• YOUR OBJECTIVE:
Write out every line of the material exactly as it appears.

○ ○ ○ ○ ○ ○ ○

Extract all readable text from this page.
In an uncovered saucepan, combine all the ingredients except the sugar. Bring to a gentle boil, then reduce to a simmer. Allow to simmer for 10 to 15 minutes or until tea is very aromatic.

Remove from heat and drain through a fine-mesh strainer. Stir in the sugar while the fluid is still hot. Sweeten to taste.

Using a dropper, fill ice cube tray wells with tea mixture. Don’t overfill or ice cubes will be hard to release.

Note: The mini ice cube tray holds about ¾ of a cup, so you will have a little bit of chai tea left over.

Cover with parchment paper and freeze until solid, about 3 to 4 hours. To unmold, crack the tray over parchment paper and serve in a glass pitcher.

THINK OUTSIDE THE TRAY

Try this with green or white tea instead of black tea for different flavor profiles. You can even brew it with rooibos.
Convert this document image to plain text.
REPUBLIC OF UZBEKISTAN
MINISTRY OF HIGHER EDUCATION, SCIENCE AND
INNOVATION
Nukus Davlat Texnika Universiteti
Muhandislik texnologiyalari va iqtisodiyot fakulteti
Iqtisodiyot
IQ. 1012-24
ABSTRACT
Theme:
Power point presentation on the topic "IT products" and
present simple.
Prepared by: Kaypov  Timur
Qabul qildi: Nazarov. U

○ ○ ○ ○ ○ ○ ○

• RESULT FOR THIS EXERCISE:
Extract all readable text from this page.
In an uncovered saucepan, combine all the ingredients except the sugar. Bring to a gentle boil, then reduce to a simmer. Allow to simmer for 10 to 15 minutes or until tea is very aromatic.

Remove from heat and drain through a fine-mesh strainer. Stir in the sugar while the fluid is still hot. Sweeten to taste.

Using a dropper, fill ice cube tray wells with tea mixture. Don’t overfill or ice cubes will be hard to release.

Note: The mini ice cube tray holds about ¾ of a cup, so you will have a little bit of chai tea left over.

Cover with parchment paper and freeze until solid, about 3 to 4 hours. To unmold, crack the tray over parchment paper and serve in a glass pitcher.

THINK OUTSIDE THE TRAY

Try this with green or white tea instead of black tea for different flavor profiles. You can even brew it with rooibos.
Convert this document image to plain text.
REPUBLIC OF UZBEKISTAN
MINISTRY OF HIGHER EDUCATION, SCIENCE AND
INNOVATION
Nukus Davlat Texnika Universiteti
Muhandislik texnologiyalari va iqtisodiyot fakulteti
Iqtisodiyot
IQ. 1012-24
ABSTRACT
Theme:
Power point presentation on the topic "IT products" and
present simple.
Prepared by: Kaypov  Timur
Qabul qildi: Nazarov. U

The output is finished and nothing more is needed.